Exercise objective
Provide nothing but the number of lines containing the string "JSON".
[start of Given data]
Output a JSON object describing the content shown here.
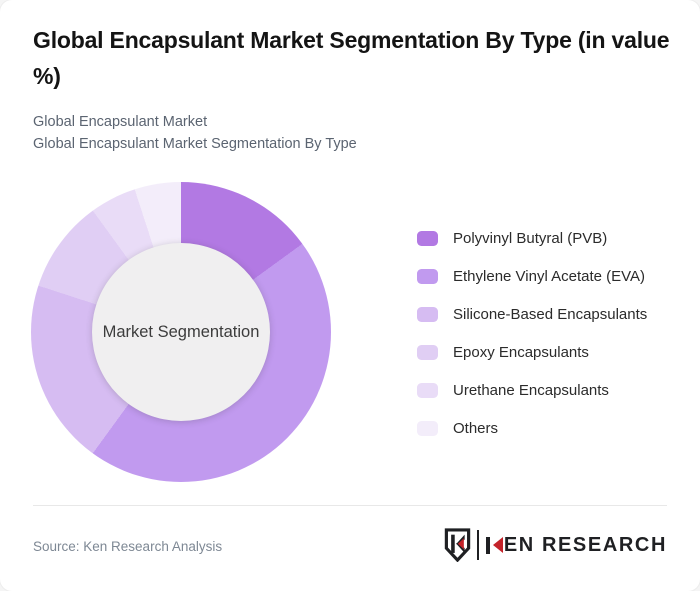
{
  "header": {
    "title": "Global Encapsulant Market Segmentation By Type (in value %)",
    "subtitle_line1": "Global Encapsulant Market",
    "subtitle_line2": "Global Encapsulant Market Segmentation By Type"
  },
  "chart_data": {
    "type": "pie",
    "style": "donut",
    "title": "Global Encapsulant Market Segmentation By Type (in value %)",
    "center_label": "Market Segmentation",
    "unit": "value %",
    "legend_position": "right",
    "categories": [
      "Polyvinyl Butyral (PVB)",
      "Ethylene Vinyl Acetate (EVA)",
      "Silicone-Based Encapsulants",
      "Epoxy Encapsulants",
      "Urethane Encapsulants",
      "Others"
    ],
    "values": [
      15,
      45,
      20,
      10,
      5,
      5
    ],
    "colors": [
      "#b279e3",
      "#c19aef",
      "#d6bcf2",
      "#e0cef4",
      "#e9dcf7",
      "#f3edfa"
    ],
    "hole_color": "#f0eff0",
    "start_angle_deg": 0
  },
  "footer": {
    "source": "Source: Ken Research Analysis",
    "logo_wordmark": "KEN RESEARCH",
    "logo_red": "#c4232a",
    "logo_dark": "#1f2023"
  }
}
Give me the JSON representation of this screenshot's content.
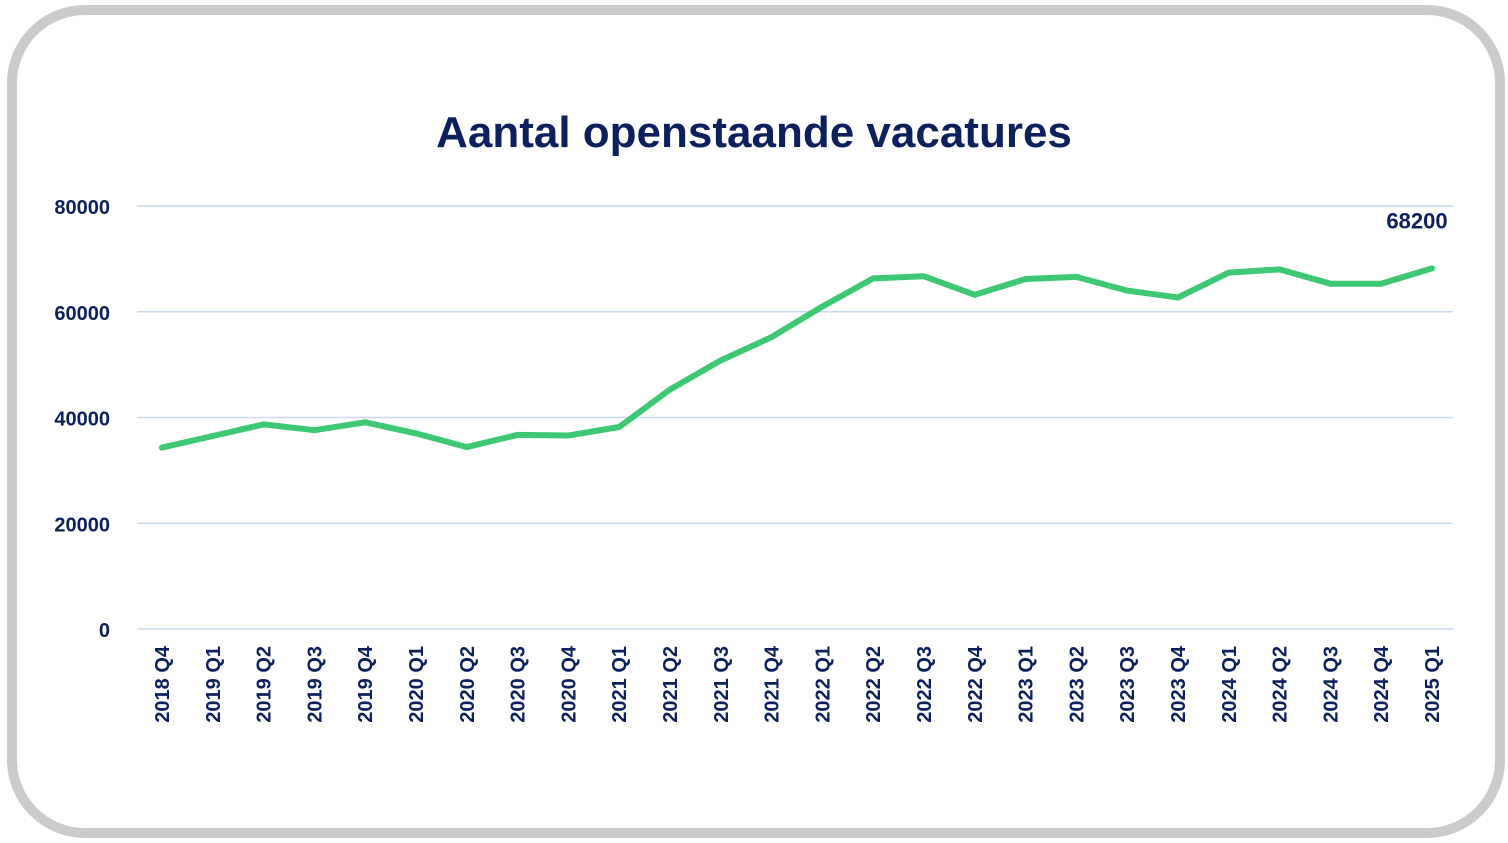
{
  "chart_data": {
    "type": "line",
    "title": "Aantal openstaande vacatures",
    "xlabel": "",
    "ylabel": "",
    "ylim": [
      0,
      80000
    ],
    "y_ticks": [
      "0",
      "20000",
      "40000",
      "60000",
      "80000"
    ],
    "grid": true,
    "categories": [
      "2018 Q4",
      "2019 Q1",
      "2019 Q2",
      "2019 Q3",
      "2019 Q4",
      "2020 Q1",
      "2020 Q2",
      "2020 Q3",
      "2020 Q4",
      "2021 Q1",
      "2021 Q2",
      "2021 Q3",
      "2021 Q4",
      "2022 Q1",
      "2022 Q2",
      "2022 Q3",
      "2022 Q4",
      "2023 Q1",
      "2023 Q2",
      "2023 Q3",
      "2023 Q4",
      "2024 Q1",
      "2024 Q2",
      "2024 Q3",
      "2024 Q4",
      "2025 Q1"
    ],
    "series": [
      {
        "values": [
          34300,
          36500,
          38700,
          37600,
          39100,
          37000,
          34400,
          36700,
          36600,
          38200,
          45300,
          50800,
          55200,
          61000,
          66300,
          66700,
          63200,
          66200,
          66600,
          64000,
          62700,
          67400,
          68000,
          65300,
          65300,
          68200
        ],
        "color": "#3ec874"
      }
    ],
    "annotations": [
      {
        "category": "2025 Q1",
        "text": "68200"
      }
    ],
    "gridline_color": "#c9daf2",
    "text_color": "#0d1f5c"
  }
}
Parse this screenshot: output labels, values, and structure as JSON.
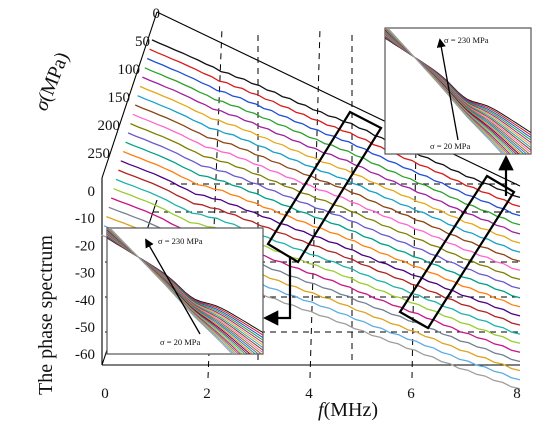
[end of Given data]
Result
3